-- TASK INPUT --
>> BEGIN

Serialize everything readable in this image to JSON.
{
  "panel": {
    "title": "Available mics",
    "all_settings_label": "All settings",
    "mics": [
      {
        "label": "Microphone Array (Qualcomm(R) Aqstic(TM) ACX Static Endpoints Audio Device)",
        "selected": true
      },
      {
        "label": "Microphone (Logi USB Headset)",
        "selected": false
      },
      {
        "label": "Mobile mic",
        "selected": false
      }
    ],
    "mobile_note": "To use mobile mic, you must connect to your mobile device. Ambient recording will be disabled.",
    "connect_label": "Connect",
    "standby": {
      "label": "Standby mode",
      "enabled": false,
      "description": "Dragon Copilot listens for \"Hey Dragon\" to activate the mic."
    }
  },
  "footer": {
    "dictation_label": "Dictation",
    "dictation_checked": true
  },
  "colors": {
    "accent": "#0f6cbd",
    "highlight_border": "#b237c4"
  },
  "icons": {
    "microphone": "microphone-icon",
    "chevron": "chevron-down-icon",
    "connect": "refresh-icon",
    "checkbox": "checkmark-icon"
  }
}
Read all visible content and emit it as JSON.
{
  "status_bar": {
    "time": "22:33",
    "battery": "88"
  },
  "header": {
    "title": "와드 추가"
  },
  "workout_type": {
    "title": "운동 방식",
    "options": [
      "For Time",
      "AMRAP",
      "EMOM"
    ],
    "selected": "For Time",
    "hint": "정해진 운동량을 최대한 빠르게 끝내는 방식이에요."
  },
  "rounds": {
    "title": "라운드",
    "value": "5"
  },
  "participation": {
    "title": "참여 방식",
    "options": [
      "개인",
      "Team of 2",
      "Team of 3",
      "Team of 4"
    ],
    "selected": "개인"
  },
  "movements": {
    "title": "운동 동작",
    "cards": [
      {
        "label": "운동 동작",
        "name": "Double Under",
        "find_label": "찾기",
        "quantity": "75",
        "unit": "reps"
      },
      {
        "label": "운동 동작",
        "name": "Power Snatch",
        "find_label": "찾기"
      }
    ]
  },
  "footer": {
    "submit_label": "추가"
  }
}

>> END

-- THE PROBLEM --
Return the entries above exactly as they appear.

-- EXERCISE ANSWER --
Serialize everything readable in this image to JSON.
{
  "panel": {
    "title": "Available mics",
    "all_settings_label": "All settings",
    "mics": [
      {
        "label": "Microphone Array (Qualcomm(R) Aqstic(TM) ACX Static Endpoints Audio Device)",
        "selected": true
      },
      {
        "label": "Microphone (Logi USB Headset)",
        "selected": false
      },
      {
        "label": "Mobile mic",
        "selected": false
      }
    ],
    "mobile_note": "To use mobile mic, you must connect to your mobile device. Ambient recording will be disabled.",
    "connect_label": "Connect",
    "standby": {
      "label": "Standby mode",
      "enabled": false,
      "description": "Dragon Copilot listens for \"Hey Dragon\" to activate the mic."
    }
  },
  "footer": {
    "dictation_label": "Dictation",
    "dictation_checked": true
  },
  "colors": {
    "accent": "#0f6cbd",
    "highlight_border": "#b237c4"
  },
  "icons": {
    "microphone": "microphone-icon",
    "chevron": "chevron-down-icon",
    "connect": "refresh-icon",
    "checkbox": "checkmark-icon"
  }
}
Read all visible content and emit it as JSON.
{
  "status_bar": {
    "time": "22:33",
    "battery": "88"
  },
  "header": {
    "title": "와드 추가"
  },
  "workout_type": {
    "title": "운동 방식",
    "options": [
      "For Time",
      "AMRAP",
      "EMOM"
    ],
    "selected": "For Time",
    "hint": "정해진 운동량을 최대한 빠르게 끝내는 방식이에요."
  },
  "rounds": {
    "title": "라운드",
    "value": "5"
  },
  "participation": {
    "title": "참여 방식",
    "options": [
      "개인",
      "Team of 2",
      "Team of 3",
      "Team of 4"
    ],
    "selected": "개인"
  },
  "movements": {
    "title": "운동 동작",
    "cards": [
      {
        "label": "운동 동작",
        "name": "Double Under",
        "find_label": "찾기",
        "quantity": "75",
        "unit": "reps"
      },
      {
        "label": "운동 동작",
        "name": "Power Snatch",
        "find_label": "찾기"
      }
    ]
  },
  "footer": {
    "submit_label": "추가"
  }
}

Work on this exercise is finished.